Start of STORED DATA

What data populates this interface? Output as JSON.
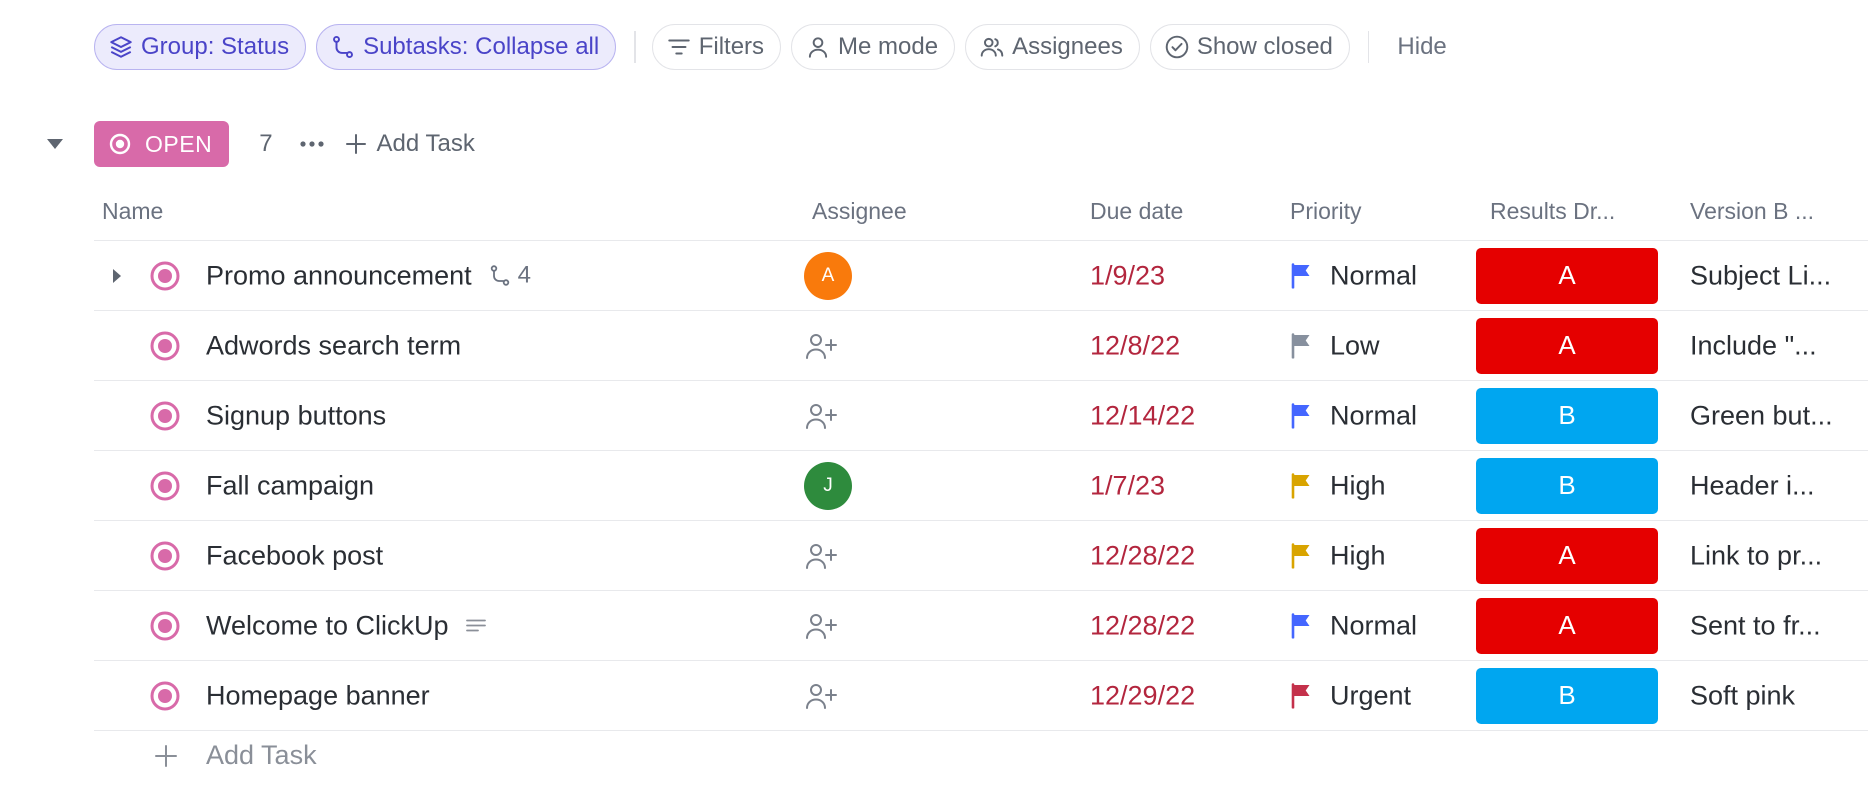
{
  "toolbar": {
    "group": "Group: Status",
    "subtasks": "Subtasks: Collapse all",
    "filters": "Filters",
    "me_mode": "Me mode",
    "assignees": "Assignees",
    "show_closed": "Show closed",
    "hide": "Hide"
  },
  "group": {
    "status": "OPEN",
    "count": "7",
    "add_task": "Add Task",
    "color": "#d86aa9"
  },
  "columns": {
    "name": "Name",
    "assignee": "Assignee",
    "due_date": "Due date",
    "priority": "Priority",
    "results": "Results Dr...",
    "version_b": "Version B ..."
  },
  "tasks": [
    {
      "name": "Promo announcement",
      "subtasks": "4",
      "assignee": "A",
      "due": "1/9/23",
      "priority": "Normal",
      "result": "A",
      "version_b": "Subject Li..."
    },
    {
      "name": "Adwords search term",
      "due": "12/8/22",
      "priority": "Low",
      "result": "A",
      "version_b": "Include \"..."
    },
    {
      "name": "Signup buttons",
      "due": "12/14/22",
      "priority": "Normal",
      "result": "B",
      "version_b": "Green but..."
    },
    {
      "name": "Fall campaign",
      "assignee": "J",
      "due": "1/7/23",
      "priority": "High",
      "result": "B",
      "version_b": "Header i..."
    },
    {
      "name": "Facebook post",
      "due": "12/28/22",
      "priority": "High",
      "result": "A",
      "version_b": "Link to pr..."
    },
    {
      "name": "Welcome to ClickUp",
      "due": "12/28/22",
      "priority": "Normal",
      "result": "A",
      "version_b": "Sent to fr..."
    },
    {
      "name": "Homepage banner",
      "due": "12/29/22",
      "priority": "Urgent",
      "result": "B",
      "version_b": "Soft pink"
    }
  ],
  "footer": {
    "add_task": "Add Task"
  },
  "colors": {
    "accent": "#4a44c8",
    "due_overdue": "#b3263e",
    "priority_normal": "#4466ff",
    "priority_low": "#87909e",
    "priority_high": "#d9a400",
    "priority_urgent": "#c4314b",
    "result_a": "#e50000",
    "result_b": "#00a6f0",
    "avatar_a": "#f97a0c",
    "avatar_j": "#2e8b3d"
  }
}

End of STORED DATA
Start of STORED DATA

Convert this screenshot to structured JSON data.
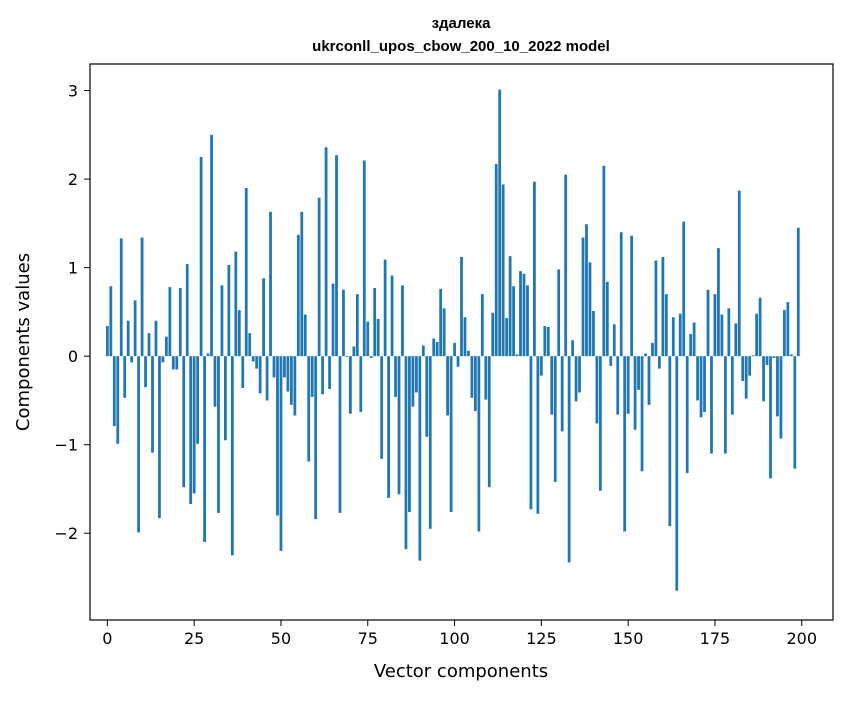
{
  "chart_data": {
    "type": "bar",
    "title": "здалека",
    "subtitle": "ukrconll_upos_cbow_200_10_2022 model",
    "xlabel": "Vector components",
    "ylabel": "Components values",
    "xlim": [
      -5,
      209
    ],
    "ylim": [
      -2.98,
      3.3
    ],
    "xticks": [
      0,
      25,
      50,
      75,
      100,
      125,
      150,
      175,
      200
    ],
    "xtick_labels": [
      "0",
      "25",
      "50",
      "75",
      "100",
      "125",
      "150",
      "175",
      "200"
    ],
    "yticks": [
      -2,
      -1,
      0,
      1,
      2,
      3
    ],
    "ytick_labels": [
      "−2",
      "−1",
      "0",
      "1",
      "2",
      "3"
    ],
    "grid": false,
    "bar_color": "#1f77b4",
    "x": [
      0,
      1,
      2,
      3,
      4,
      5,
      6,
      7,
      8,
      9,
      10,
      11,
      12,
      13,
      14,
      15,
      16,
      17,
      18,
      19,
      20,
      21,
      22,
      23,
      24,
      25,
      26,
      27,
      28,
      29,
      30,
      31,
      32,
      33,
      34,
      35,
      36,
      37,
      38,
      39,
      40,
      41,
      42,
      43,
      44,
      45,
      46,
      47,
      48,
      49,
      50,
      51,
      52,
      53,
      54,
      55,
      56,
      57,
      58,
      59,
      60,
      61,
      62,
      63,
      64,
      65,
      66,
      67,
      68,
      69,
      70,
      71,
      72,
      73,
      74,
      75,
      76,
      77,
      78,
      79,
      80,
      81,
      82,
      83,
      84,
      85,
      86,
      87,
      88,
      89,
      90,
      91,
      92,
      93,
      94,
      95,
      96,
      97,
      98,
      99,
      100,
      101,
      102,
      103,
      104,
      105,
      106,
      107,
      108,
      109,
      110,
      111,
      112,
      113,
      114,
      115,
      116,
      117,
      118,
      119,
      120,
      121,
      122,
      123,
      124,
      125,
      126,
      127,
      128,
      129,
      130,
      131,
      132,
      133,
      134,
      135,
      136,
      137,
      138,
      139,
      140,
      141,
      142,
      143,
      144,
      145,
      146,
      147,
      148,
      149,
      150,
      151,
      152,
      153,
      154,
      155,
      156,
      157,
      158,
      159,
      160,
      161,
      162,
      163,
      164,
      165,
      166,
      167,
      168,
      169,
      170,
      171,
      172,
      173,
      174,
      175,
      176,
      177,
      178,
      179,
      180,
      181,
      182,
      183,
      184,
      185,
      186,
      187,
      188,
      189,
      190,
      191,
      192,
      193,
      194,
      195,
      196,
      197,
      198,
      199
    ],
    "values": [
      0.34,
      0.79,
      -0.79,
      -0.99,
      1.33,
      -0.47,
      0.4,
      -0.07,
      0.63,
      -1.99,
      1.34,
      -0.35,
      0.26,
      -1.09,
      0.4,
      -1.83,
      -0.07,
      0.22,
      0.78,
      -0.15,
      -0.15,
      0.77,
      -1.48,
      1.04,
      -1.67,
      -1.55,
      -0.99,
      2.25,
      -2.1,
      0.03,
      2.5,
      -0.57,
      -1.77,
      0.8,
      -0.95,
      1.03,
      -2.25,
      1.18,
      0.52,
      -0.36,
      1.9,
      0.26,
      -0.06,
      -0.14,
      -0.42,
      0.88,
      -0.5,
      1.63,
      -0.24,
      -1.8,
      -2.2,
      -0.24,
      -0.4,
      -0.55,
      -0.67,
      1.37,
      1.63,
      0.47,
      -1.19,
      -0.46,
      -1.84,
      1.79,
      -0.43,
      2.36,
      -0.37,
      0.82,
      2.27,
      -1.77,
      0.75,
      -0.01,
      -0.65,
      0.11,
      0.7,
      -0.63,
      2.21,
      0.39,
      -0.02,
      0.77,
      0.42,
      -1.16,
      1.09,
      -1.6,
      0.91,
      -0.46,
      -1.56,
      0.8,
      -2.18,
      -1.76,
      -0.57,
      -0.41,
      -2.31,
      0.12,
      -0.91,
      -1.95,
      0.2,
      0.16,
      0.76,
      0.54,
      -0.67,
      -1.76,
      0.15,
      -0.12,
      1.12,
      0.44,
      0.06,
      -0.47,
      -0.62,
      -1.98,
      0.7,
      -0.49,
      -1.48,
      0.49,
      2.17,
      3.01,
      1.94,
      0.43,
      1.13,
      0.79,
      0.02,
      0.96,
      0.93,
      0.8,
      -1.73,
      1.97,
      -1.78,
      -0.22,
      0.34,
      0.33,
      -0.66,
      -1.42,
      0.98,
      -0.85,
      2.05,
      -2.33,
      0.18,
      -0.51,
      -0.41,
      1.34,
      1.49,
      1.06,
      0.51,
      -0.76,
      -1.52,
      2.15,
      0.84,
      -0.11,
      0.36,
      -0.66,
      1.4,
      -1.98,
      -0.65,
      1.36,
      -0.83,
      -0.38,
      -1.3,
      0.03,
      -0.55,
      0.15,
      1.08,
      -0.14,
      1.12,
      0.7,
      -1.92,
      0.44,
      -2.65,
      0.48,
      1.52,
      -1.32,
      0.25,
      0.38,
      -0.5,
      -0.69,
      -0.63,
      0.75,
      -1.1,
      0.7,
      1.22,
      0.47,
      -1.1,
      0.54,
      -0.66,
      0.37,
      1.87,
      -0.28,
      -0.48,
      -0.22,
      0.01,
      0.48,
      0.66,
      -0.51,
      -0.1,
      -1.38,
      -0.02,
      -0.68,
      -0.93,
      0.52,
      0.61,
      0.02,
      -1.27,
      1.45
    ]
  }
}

End of STORED DATA

From the listing, copy each line containing the word "this".

→ EXERCISE ANSWER
What data populates this interface? Output as JSON.
Convert this screenshot to structured JSON data.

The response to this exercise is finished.